Task material:
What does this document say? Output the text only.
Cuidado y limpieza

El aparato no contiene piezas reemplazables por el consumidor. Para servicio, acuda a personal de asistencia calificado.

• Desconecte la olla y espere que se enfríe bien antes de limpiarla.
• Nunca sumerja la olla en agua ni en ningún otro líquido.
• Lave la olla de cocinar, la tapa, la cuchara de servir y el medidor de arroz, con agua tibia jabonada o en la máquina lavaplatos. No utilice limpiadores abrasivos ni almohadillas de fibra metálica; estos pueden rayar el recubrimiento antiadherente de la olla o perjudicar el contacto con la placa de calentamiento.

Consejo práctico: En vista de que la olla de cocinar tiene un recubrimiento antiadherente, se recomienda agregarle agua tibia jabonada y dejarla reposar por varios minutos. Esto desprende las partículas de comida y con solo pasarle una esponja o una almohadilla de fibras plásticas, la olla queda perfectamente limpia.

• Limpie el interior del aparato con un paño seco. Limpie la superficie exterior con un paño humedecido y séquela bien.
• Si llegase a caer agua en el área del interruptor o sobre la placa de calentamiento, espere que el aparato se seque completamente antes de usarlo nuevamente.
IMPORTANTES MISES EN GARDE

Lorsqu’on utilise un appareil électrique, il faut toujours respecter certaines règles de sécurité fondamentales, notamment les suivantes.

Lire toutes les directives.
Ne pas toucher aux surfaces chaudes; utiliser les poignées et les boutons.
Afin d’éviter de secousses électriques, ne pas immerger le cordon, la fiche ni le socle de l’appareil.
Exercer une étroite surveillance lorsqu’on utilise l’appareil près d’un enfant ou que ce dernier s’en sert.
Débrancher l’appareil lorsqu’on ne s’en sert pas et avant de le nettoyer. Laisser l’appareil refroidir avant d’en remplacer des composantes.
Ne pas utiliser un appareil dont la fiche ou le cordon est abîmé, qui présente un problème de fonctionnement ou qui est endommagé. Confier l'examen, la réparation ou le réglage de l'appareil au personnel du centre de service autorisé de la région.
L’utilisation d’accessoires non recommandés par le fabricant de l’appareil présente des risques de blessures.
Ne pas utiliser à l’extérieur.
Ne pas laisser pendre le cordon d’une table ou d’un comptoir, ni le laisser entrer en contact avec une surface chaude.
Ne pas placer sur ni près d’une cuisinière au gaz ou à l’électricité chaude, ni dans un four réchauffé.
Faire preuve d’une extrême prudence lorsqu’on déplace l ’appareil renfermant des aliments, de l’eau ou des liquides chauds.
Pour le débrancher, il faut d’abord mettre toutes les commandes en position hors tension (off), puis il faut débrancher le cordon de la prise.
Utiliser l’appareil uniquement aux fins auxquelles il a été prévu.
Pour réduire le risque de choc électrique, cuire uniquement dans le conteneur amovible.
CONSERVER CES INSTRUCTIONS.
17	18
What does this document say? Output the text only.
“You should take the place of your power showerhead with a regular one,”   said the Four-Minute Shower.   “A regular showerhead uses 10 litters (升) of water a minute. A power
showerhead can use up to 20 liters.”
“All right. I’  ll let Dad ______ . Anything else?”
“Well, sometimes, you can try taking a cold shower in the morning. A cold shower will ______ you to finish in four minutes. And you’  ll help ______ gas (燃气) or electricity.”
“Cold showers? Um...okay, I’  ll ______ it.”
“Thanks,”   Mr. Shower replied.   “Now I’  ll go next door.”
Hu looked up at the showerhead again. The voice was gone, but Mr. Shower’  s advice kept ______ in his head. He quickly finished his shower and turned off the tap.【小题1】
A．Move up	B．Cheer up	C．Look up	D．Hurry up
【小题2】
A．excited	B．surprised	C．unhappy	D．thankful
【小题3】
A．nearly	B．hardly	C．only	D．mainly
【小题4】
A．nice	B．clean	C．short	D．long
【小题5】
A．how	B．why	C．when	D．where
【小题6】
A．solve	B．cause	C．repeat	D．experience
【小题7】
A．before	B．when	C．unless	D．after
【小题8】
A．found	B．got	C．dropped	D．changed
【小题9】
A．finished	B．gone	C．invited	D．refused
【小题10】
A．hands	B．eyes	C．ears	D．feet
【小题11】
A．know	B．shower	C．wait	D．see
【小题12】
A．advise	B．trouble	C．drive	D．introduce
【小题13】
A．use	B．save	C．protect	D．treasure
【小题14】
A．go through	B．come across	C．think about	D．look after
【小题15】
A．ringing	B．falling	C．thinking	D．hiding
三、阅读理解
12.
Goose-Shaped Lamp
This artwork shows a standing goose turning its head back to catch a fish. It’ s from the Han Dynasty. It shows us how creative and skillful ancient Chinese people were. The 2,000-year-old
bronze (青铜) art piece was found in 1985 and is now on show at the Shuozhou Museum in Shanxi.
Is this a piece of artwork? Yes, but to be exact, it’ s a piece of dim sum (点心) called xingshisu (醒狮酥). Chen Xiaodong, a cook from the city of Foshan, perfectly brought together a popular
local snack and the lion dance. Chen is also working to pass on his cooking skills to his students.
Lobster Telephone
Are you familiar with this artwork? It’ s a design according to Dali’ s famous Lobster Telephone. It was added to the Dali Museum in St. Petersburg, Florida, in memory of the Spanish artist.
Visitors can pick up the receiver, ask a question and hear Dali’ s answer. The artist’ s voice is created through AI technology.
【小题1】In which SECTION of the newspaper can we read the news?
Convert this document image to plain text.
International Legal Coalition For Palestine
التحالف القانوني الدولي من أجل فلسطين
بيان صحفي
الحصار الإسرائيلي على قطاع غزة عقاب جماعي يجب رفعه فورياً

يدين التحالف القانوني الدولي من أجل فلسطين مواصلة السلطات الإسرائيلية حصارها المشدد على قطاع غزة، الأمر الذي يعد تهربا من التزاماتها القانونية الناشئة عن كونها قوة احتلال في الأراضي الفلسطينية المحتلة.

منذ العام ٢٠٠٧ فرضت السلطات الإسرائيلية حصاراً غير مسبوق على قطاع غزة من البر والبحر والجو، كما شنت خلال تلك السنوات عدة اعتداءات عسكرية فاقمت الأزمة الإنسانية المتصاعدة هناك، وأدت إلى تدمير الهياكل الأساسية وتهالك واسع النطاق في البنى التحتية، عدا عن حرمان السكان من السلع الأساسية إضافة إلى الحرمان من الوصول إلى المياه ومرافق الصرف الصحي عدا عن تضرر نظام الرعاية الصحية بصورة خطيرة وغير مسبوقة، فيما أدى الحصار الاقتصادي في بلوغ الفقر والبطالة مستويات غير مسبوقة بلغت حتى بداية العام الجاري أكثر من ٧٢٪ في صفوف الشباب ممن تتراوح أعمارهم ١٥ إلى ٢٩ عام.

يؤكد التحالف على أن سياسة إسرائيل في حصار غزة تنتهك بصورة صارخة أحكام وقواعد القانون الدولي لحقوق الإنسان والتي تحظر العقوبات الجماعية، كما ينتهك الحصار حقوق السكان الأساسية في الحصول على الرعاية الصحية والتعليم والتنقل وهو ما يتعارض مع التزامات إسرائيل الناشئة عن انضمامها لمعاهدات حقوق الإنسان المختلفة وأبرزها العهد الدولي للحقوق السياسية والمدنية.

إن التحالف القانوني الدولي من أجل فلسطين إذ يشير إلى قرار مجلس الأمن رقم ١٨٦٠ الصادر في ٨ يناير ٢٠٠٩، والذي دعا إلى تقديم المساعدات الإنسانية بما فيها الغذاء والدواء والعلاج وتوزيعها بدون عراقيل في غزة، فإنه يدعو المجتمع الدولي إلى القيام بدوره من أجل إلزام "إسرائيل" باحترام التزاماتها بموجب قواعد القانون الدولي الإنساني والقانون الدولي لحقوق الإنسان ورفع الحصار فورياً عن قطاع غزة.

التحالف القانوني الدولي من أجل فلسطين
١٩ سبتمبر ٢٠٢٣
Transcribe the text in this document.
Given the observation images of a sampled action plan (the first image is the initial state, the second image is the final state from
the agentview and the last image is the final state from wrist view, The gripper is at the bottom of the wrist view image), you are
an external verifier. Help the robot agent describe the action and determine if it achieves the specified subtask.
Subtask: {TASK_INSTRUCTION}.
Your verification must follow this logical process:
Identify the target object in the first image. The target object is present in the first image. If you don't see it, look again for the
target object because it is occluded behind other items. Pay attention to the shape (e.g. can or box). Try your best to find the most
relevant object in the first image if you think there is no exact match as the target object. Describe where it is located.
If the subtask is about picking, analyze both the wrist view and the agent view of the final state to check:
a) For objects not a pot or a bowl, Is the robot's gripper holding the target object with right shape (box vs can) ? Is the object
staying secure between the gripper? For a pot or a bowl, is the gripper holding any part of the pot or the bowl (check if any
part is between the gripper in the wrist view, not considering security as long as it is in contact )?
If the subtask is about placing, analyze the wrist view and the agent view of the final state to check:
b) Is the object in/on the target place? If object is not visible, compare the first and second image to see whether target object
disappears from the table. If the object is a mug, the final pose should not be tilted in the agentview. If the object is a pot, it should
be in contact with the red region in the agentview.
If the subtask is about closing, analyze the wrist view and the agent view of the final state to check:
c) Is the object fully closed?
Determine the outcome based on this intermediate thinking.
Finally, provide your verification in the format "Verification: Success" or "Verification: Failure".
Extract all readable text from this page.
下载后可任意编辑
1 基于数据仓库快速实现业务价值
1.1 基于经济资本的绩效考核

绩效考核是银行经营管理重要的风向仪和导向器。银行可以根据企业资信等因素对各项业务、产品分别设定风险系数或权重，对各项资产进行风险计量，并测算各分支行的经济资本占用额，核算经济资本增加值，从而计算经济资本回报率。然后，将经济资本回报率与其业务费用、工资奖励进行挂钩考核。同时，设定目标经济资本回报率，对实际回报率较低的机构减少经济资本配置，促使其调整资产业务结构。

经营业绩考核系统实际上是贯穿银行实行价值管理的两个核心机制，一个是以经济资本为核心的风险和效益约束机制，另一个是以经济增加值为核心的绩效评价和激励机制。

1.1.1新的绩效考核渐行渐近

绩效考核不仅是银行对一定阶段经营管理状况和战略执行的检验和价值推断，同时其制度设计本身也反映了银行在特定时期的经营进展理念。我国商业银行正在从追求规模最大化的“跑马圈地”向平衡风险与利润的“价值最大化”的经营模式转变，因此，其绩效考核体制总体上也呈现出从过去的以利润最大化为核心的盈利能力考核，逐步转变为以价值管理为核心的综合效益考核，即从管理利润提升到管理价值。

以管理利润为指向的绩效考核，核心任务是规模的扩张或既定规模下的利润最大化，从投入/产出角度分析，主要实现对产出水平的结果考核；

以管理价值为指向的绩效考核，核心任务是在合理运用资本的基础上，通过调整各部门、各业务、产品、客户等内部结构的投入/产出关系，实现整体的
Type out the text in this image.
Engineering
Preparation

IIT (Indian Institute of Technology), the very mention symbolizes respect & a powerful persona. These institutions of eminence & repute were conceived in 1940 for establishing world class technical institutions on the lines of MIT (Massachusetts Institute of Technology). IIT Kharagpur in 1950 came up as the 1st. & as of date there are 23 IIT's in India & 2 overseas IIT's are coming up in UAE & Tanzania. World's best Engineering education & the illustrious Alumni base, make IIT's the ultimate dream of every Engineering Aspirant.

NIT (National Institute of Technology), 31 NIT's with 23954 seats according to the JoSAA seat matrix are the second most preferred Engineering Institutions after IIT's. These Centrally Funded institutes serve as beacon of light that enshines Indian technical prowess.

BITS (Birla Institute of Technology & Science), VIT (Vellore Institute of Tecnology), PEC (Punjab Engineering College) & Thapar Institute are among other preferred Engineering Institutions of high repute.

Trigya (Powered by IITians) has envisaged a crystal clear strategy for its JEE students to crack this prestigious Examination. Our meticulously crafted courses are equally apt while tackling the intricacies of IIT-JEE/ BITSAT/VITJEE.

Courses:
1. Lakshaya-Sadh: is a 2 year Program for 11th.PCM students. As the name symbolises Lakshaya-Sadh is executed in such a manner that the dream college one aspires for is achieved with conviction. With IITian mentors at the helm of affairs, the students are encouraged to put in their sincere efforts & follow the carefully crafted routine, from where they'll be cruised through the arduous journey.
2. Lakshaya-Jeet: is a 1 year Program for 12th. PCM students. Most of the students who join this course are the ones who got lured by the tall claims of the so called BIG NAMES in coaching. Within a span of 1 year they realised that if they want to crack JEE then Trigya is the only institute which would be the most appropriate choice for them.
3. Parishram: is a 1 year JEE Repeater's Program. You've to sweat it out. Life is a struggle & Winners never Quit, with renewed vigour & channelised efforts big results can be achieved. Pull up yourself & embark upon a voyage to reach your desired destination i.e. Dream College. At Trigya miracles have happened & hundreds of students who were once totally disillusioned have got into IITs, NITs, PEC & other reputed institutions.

Written instruction: Report back each line of the entries that holds the string "Pour".

Answer to this problem:
Pour le débrancher, il faut d’abord mettre toutes les commandes en position hors tension (off), puis il faut débrancher le cordon de la prise.
Pour réduire le risque de choc électrique, cuire uniquement dans le conteneur amovible.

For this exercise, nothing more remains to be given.